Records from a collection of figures

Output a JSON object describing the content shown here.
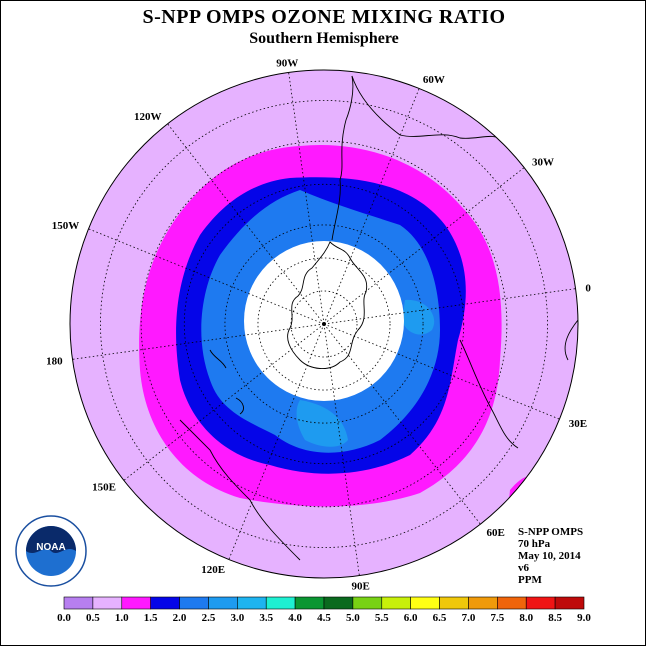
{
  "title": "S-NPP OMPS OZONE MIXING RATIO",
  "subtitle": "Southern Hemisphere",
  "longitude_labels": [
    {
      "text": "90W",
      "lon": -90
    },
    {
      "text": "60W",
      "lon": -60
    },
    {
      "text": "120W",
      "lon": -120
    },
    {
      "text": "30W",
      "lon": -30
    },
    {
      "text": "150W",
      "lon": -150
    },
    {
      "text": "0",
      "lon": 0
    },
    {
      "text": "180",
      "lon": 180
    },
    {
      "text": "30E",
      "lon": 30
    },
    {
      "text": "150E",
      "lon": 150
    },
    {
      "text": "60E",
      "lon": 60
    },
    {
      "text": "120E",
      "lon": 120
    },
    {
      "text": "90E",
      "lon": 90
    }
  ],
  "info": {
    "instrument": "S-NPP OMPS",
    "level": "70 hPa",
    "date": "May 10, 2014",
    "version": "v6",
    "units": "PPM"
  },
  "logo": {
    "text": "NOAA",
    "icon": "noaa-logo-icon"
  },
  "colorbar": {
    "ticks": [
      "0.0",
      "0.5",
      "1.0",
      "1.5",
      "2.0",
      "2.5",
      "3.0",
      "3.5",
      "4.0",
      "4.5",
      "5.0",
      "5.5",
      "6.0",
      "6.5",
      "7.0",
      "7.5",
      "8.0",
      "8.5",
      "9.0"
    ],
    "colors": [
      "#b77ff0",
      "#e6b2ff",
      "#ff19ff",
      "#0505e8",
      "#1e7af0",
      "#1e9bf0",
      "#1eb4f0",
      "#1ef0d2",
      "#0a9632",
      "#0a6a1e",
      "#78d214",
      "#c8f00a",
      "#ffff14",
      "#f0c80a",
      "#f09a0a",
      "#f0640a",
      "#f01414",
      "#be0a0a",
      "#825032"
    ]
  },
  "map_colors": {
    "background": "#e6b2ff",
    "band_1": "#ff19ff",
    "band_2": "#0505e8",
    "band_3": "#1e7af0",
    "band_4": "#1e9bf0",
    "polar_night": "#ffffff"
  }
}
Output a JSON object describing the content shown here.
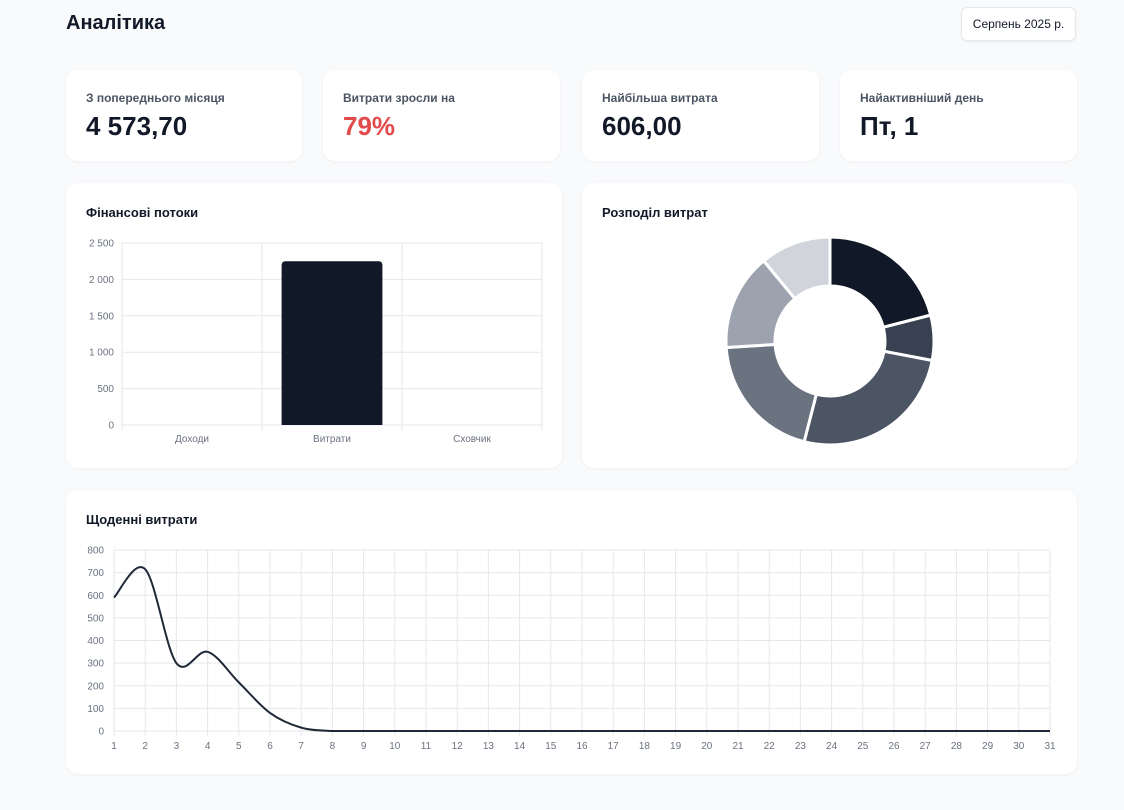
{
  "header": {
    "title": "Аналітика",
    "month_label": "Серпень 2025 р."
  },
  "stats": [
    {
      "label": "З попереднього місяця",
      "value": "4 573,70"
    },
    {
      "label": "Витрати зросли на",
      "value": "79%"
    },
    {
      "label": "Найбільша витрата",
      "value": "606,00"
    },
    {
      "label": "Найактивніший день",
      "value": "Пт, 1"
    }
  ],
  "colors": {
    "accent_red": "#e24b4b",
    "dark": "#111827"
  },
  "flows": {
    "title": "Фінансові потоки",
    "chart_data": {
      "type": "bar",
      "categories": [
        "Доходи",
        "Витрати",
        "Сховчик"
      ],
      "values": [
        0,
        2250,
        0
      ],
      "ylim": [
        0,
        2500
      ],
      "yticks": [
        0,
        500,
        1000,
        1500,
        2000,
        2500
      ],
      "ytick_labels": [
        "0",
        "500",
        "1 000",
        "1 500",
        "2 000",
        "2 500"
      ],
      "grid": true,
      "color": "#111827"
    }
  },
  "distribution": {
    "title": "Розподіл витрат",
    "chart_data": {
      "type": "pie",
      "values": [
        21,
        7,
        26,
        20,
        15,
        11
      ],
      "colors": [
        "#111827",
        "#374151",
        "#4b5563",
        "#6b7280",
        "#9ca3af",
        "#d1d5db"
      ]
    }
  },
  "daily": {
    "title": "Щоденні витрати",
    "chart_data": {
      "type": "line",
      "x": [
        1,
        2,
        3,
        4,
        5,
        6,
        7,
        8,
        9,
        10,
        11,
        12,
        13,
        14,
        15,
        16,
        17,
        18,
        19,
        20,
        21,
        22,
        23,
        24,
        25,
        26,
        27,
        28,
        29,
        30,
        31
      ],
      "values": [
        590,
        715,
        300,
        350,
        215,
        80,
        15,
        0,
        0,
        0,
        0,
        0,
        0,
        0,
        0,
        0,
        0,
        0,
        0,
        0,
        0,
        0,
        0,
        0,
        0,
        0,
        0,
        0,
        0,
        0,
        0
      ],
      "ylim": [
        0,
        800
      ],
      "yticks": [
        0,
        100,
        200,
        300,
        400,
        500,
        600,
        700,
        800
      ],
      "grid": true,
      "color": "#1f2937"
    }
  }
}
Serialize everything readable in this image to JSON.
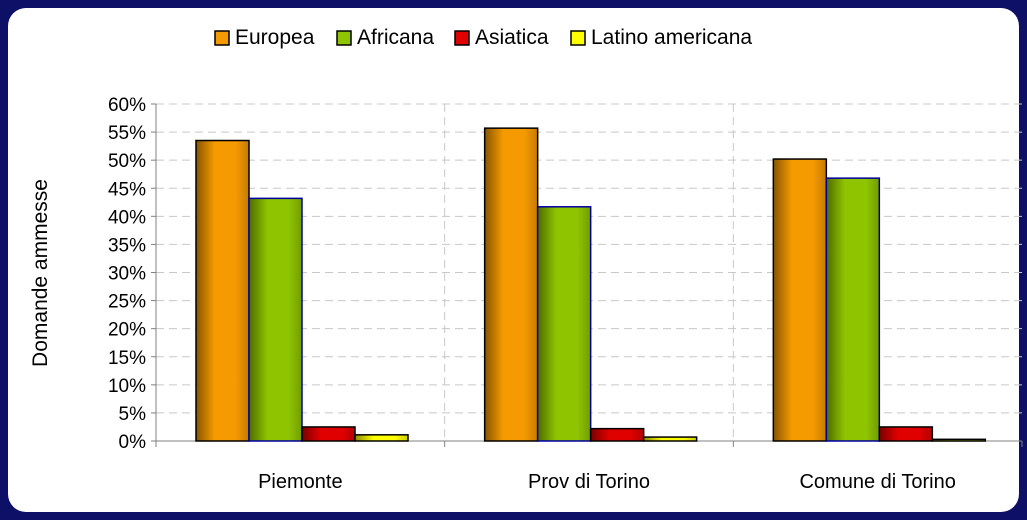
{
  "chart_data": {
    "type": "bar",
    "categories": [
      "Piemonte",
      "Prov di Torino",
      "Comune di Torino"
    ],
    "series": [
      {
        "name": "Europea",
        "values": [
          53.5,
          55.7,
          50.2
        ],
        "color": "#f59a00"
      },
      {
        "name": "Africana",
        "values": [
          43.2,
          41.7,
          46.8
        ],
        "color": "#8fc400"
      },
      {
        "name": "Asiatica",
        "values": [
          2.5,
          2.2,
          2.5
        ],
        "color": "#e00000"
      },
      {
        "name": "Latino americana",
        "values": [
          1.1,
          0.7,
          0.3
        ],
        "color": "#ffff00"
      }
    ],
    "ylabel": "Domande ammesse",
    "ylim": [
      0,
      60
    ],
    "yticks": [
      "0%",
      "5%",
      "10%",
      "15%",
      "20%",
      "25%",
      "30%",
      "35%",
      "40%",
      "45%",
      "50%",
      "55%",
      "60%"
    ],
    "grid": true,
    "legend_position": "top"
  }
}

-- Task requirements --
Pictures are to be left out; the records above must be repeated word for word.

-- Solved problem --
Output a JSON object describing the content shown here.
{
  "title": "S-NPP OMPS OZONE MIXING RATIO",
  "subtitle": "Southern Hemisphere",
  "longitude_labels": [
    {
      "text": "90W",
      "lon": -90
    },
    {
      "text": "60W",
      "lon": -60
    },
    {
      "text": "120W",
      "lon": -120
    },
    {
      "text": "30W",
      "lon": -30
    },
    {
      "text": "150W",
      "lon": -150
    },
    {
      "text": "0",
      "lon": 0
    },
    {
      "text": "180",
      "lon": 180
    },
    {
      "text": "30E",
      "lon": 30
    },
    {
      "text": "150E",
      "lon": 150
    },
    {
      "text": "60E",
      "lon": 60
    },
    {
      "text": "120E",
      "lon": 120
    },
    {
      "text": "90E",
      "lon": 90
    }
  ],
  "info": {
    "instrument": "S-NPP OMPS",
    "level": "70 hPa",
    "date": "May 10, 2014",
    "version": "v6",
    "units": "PPM"
  },
  "logo": {
    "text": "NOAA",
    "icon": "noaa-logo-icon"
  },
  "colorbar": {
    "ticks": [
      "0.0",
      "0.5",
      "1.0",
      "1.5",
      "2.0",
      "2.5",
      "3.0",
      "3.5",
      "4.0",
      "4.5",
      "5.0",
      "5.5",
      "6.0",
      "6.5",
      "7.0",
      "7.5",
      "8.0",
      "8.5",
      "9.0"
    ],
    "colors": [
      "#b77ff0",
      "#e6b2ff",
      "#ff19ff",
      "#0505e8",
      "#1e7af0",
      "#1e9bf0",
      "#1eb4f0",
      "#1ef0d2",
      "#0a9632",
      "#0a6a1e",
      "#78d214",
      "#c8f00a",
      "#ffff14",
      "#f0c80a",
      "#f09a0a",
      "#f0640a",
      "#f01414",
      "#be0a0a",
      "#825032"
    ]
  },
  "map_colors": {
    "background": "#e6b2ff",
    "band_1": "#ff19ff",
    "band_2": "#0505e8",
    "band_3": "#1e7af0",
    "band_4": "#1e9bf0",
    "polar_night": "#ffffff"
  }
}
Output a JSON object describing the content shown here.
{
  "header": {
    "title": "Аналітика",
    "month_label": "Серпень 2025 р."
  },
  "stats": [
    {
      "label": "З попереднього місяця",
      "value": "4 573,70"
    },
    {
      "label": "Витрати зросли на",
      "value": "79%"
    },
    {
      "label": "Найбільша витрата",
      "value": "606,00"
    },
    {
      "label": "Найактивніший день",
      "value": "Пт, 1"
    }
  ],
  "colors": {
    "accent_red": "#e24b4b",
    "dark": "#111827"
  },
  "flows": {
    "title": "Фінансові потоки",
    "chart_data": {
      "type": "bar",
      "categories": [
        "Доходи",
        "Витрати",
        "Сховчик"
      ],
      "values": [
        0,
        2250,
        0
      ],
      "ylim": [
        0,
        2500
      ],
      "yticks": [
        0,
        500,
        1000,
        1500,
        2000,
        2500
      ],
      "ytick_labels": [
        "0",
        "500",
        "1 000",
        "1 500",
        "2 000",
        "2 500"
      ],
      "grid": true,
      "color": "#111827"
    }
  },
  "distribution": {
    "title": "Розподіл витрат",
    "chart_data": {
      "type": "pie",
      "values": [
        21,
        7,
        26,
        20,
        15,
        11
      ],
      "colors": [
        "#111827",
        "#374151",
        "#4b5563",
        "#6b7280",
        "#9ca3af",
        "#d1d5db"
      ]
    }
  },
  "daily": {
    "title": "Щоденні витрати",
    "chart_data": {
      "type": "line",
      "x": [
        1,
        2,
        3,
        4,
        5,
        6,
        7,
        8,
        9,
        10,
        11,
        12,
        13,
        14,
        15,
        16,
        17,
        18,
        19,
        20,
        21,
        22,
        23,
        24,
        25,
        26,
        27,
        28,
        29,
        30,
        31
      ],
      "values": [
        590,
        715,
        300,
        350,
        215,
        80,
        15,
        0,
        0,
        0,
        0,
        0,
        0,
        0,
        0,
        0,
        0,
        0,
        0,
        0,
        0,
        0,
        0,
        0,
        0,
        0,
        0,
        0,
        0,
        0,
        0
      ],
      "ylim": [
        0,
        800
      ],
      "yticks": [
        0,
        100,
        200,
        300,
        400,
        500,
        600,
        700,
        800
      ],
      "grid": true,
      "color": "#1f2937"
    }
  }
}
Serialize everything readable in this image to JSON.
{
  "chart_data": {
    "type": "bar",
    "categories": [
      "Piemonte",
      "Prov di Torino",
      "Comune di Torino"
    ],
    "series": [
      {
        "name": "Europea",
        "values": [
          53.5,
          55.7,
          50.2
        ],
        "color": "#f59a00"
      },
      {
        "name": "Africana",
        "values": [
          43.2,
          41.7,
          46.8
        ],
        "color": "#8fc400"
      },
      {
        "name": "Asiatica",
        "values": [
          2.5,
          2.2,
          2.5
        ],
        "color": "#e00000"
      },
      {
        "name": "Latino americana",
        "values": [
          1.1,
          0.7,
          0.3
        ],
        "color": "#ffff00"
      }
    ],
    "ylabel": "Domande ammesse",
    "ylim": [
      0,
      60
    ],
    "yticks": [
      "0%",
      "5%",
      "10%",
      "15%",
      "20%",
      "25%",
      "30%",
      "35%",
      "40%",
      "45%",
      "50%",
      "55%",
      "60%"
    ],
    "grid": true,
    "legend_position": "top"
  }
}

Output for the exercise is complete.